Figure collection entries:
· · ·

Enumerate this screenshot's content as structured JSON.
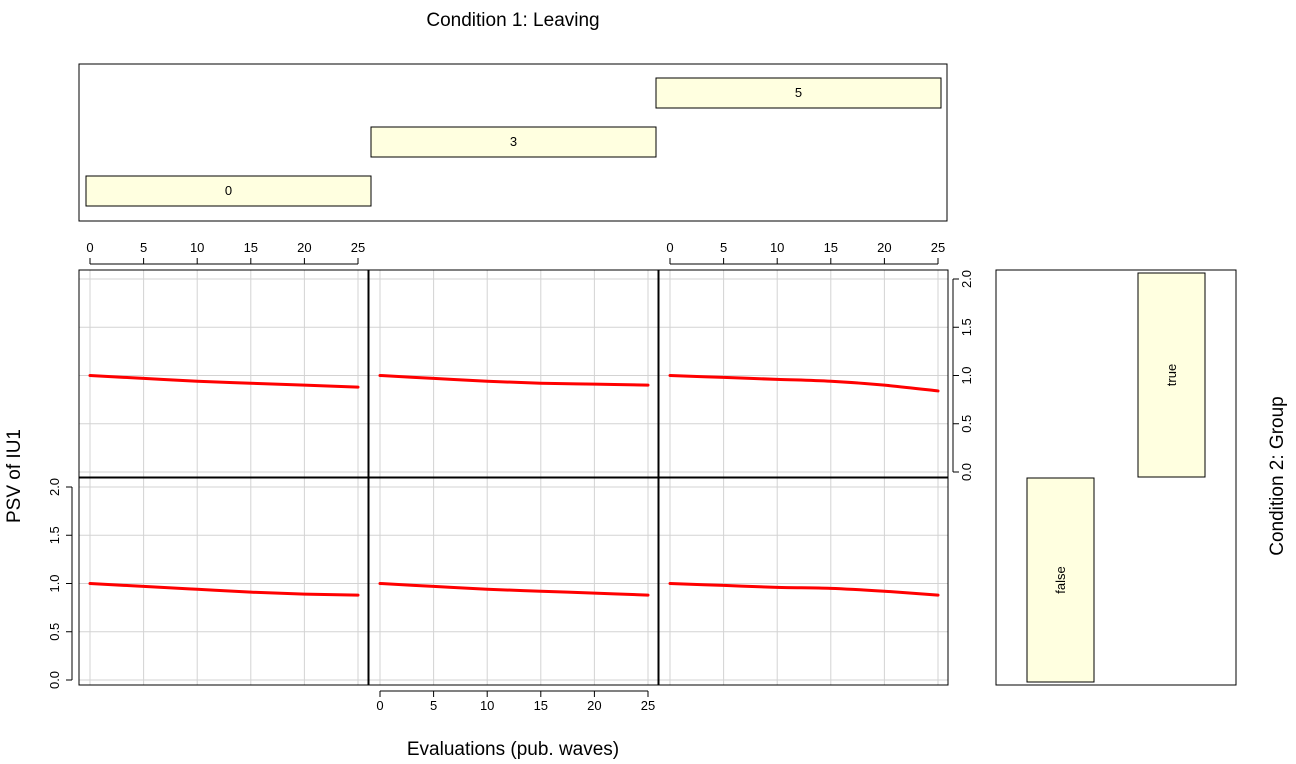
{
  "chart_data": {
    "type": "line",
    "title": "Condition 1: Leaving",
    "xlabel": "Evaluations (pub. waves)",
    "ylabel": "PSV of IU1",
    "row_condition_label": "Condition 2: Group",
    "column_levels": [
      "0",
      "3",
      "5"
    ],
    "row_levels": [
      "true",
      "false"
    ],
    "xlim": [
      0,
      25
    ],
    "ylim": [
      0,
      2
    ],
    "x_ticks": [
      "0",
      "5",
      "10",
      "15",
      "20",
      "25"
    ],
    "y_ticks": [
      "0.0",
      "0.5",
      "1.0",
      "1.5",
      "2.0"
    ],
    "grid": true,
    "line_color": "#ff0000",
    "strip_fill": "#ffffe0",
    "x": [
      0,
      5,
      10,
      15,
      20,
      25
    ],
    "panels": [
      {
        "row": "true",
        "column": "0",
        "values": [
          1.0,
          0.97,
          0.94,
          0.92,
          0.9,
          0.88
        ]
      },
      {
        "row": "true",
        "column": "3",
        "values": [
          1.0,
          0.97,
          0.94,
          0.92,
          0.91,
          0.9
        ]
      },
      {
        "row": "true",
        "column": "5",
        "values": [
          1.0,
          0.98,
          0.96,
          0.94,
          0.9,
          0.84
        ]
      },
      {
        "row": "false",
        "column": "0",
        "values": [
          1.0,
          0.97,
          0.94,
          0.91,
          0.89,
          0.88
        ]
      },
      {
        "row": "false",
        "column": "3",
        "values": [
          1.0,
          0.97,
          0.94,
          0.92,
          0.9,
          0.88
        ]
      },
      {
        "row": "false",
        "column": "5",
        "values": [
          1.0,
          0.98,
          0.96,
          0.95,
          0.92,
          0.88
        ]
      }
    ]
  }
}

· · ·

REQUIREMENTS:
Retype each record exactly as it stands, but do not include the pictures.

ANSWER:
Enumerate this screenshot's content as structured JSON.
{
  "chart_data": {
    "type": "line",
    "title": "Condition 1: Leaving",
    "xlabel": "Evaluations (pub. waves)",
    "ylabel": "PSV of IU1",
    "row_condition_label": "Condition 2: Group",
    "column_levels": [
      "0",
      "3",
      "5"
    ],
    "row_levels": [
      "true",
      "false"
    ],
    "xlim": [
      0,
      25
    ],
    "ylim": [
      0,
      2
    ],
    "x_ticks": [
      "0",
      "5",
      "10",
      "15",
      "20",
      "25"
    ],
    "y_ticks": [
      "0.0",
      "0.5",
      "1.0",
      "1.5",
      "2.0"
    ],
    "grid": true,
    "line_color": "#ff0000",
    "strip_fill": "#ffffe0",
    "x": [
      0,
      5,
      10,
      15,
      20,
      25
    ],
    "panels": [
      {
        "row": "true",
        "column": "0",
        "values": [
          1.0,
          0.97,
          0.94,
          0.92,
          0.9,
          0.88
        ]
      },
      {
        "row": "true",
        "column": "3",
        "values": [
          1.0,
          0.97,
          0.94,
          0.92,
          0.91,
          0.9
        ]
      },
      {
        "row": "true",
        "column": "5",
        "values": [
          1.0,
          0.98,
          0.96,
          0.94,
          0.9,
          0.84
        ]
      },
      {
        "row": "false",
        "column": "0",
        "values": [
          1.0,
          0.97,
          0.94,
          0.91,
          0.89,
          0.88
        ]
      },
      {
        "row": "false",
        "column": "3",
        "values": [
          1.0,
          0.97,
          0.94,
          0.92,
          0.9,
          0.88
        ]
      },
      {
        "row": "false",
        "column": "5",
        "values": [
          1.0,
          0.98,
          0.96,
          0.95,
          0.92,
          0.88
        ]
      }
    ]
  }
}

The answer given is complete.